[Exercise] Using the entries that follow, collect the lines where the word "dale" appears.

━━ Supplied records ━━

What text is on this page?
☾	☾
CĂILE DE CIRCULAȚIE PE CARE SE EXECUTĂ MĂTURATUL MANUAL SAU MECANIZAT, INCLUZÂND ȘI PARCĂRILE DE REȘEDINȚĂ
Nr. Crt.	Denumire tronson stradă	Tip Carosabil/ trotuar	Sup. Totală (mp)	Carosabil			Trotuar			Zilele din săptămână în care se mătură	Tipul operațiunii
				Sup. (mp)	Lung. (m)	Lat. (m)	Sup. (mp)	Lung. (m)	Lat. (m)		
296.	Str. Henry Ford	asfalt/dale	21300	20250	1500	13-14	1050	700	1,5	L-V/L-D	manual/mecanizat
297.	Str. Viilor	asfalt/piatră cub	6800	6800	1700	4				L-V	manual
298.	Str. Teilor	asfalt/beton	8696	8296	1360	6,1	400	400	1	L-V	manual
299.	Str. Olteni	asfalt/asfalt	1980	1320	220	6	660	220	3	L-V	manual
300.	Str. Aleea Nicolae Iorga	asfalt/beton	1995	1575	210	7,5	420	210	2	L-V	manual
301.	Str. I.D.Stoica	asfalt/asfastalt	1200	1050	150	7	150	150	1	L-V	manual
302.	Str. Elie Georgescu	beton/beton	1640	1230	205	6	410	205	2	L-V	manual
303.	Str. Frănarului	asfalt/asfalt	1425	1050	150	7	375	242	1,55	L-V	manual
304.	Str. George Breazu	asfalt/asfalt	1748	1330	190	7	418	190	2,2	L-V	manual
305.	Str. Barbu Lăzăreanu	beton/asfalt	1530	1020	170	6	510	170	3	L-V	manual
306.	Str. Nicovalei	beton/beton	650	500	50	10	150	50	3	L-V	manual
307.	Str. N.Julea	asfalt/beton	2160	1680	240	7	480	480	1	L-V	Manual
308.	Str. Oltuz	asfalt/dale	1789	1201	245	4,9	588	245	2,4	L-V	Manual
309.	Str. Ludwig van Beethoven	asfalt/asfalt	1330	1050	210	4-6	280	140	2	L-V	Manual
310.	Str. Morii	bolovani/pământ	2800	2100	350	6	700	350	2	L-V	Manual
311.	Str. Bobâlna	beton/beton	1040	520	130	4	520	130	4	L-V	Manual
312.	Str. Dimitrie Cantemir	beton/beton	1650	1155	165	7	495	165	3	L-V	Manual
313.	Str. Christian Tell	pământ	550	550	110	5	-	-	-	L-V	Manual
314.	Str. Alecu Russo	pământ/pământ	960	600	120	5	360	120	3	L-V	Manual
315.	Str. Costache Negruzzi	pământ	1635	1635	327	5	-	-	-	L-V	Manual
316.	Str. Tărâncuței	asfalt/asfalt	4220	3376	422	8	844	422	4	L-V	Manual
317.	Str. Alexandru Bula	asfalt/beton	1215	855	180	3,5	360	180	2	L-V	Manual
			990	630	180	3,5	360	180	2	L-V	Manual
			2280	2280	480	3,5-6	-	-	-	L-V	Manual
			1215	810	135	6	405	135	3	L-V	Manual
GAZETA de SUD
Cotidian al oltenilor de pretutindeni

━━━

[Answer in full]
296.	Str. Henry Ford	asfalt/dale	21300	20250	1500	13-14	1050	700	1,5	L-V/L-D	manual/mecanizat
308.	Str. Oltuz	asfalt/dale	1789	1201	245	4,9	588	245	2,4	L-V	Manual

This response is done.